===== Record extracts =====

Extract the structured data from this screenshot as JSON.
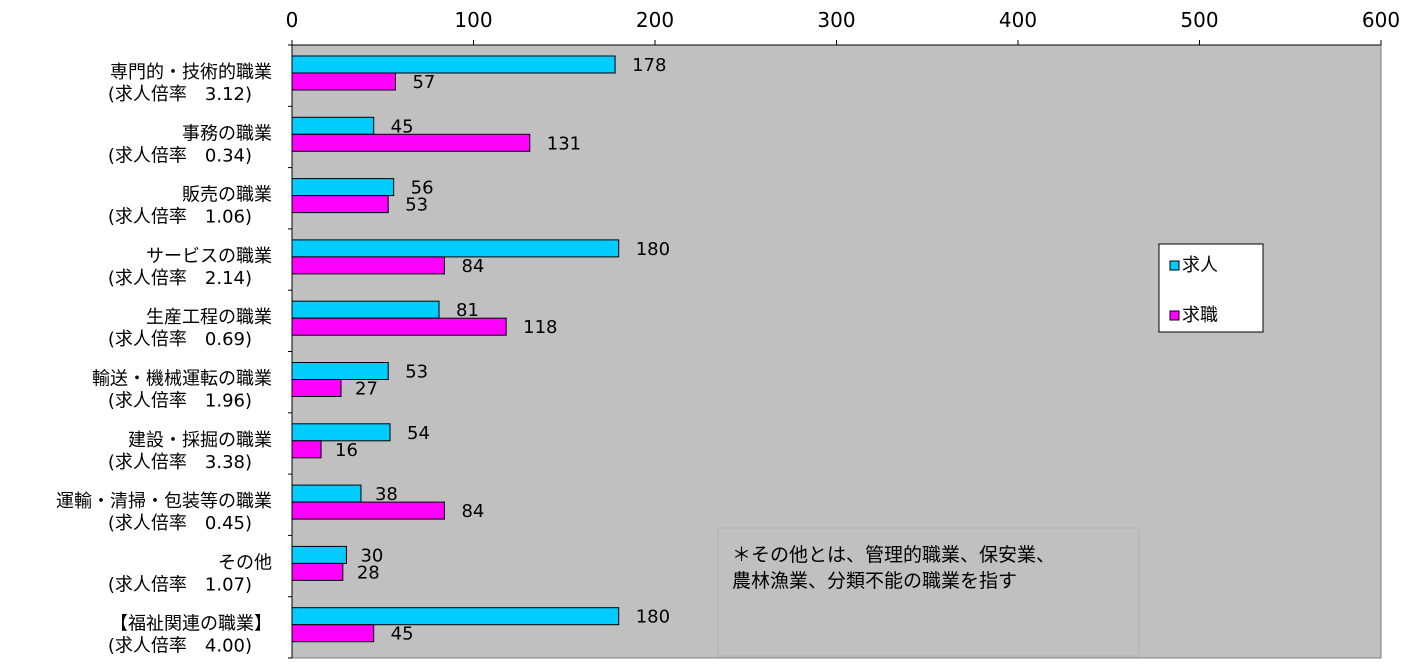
{
  "chart_data": {
    "type": "bar",
    "orientation": "horizontal",
    "xlim": [
      0,
      600
    ],
    "xticks": [
      0,
      100,
      200,
      300,
      400,
      500,
      600
    ],
    "axis_position": "top",
    "grid": false,
    "legend_position": "right",
    "categories": [
      {
        "name": "専門的・技術的職業",
        "ratio": "(求人倍率　3.12)"
      },
      {
        "name": "事務の職業",
        "ratio": "(求人倍率　0.34)"
      },
      {
        "name": "販売の職業",
        "ratio": "(求人倍率　1.06)"
      },
      {
        "name": "サービスの職業",
        "ratio": "(求人倍率　2.14)"
      },
      {
        "name": "生産工程の職業",
        "ratio": "(求人倍率　0.69)"
      },
      {
        "name": "輸送・機械運転の職業",
        "ratio": "(求人倍率　1.96)"
      },
      {
        "name": "建設・採掘の職業",
        "ratio": "(求人倍率　3.38)"
      },
      {
        "name": "運輸・清掃・包装等の職業",
        "ratio": "(求人倍率　0.45)"
      },
      {
        "name": "その他",
        "ratio": "(求人倍率　1.07)"
      },
      {
        "name": "【福祉関連の職業】",
        "ratio": "(求人倍率　4.00)"
      }
    ],
    "series": [
      {
        "name": "求人",
        "color": "#00ccff",
        "values": [
          178,
          45,
          56,
          180,
          81,
          53,
          54,
          38,
          30,
          180
        ]
      },
      {
        "name": "求職",
        "color": "#ff00ff",
        "values": [
          57,
          131,
          53,
          84,
          118,
          27,
          16,
          84,
          28,
          45
        ]
      }
    ],
    "plot_background": "#c0c0c0",
    "annotation": [
      "＊その他とは、管理的職業、保安業、",
      "農林漁業、分類不能の職業を指す"
    ]
  }
}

=====

Copy out all lines that carry the word "name".

        "name": "専門的・技術的職業",
        "name": "事務の職業",
        "name": "販売の職業",
        "name": "サービスの職業",
        "name": "生産工程の職業",
        "name": "輸送・機械運転の職業",
        "name": "建設・採掘の職業",
        "name": "運輸・清掃・包装等の職業",
        "name": "その他",
        "name": "【福祉関連の職業】",
        "name": "求人",
        "name": "求職",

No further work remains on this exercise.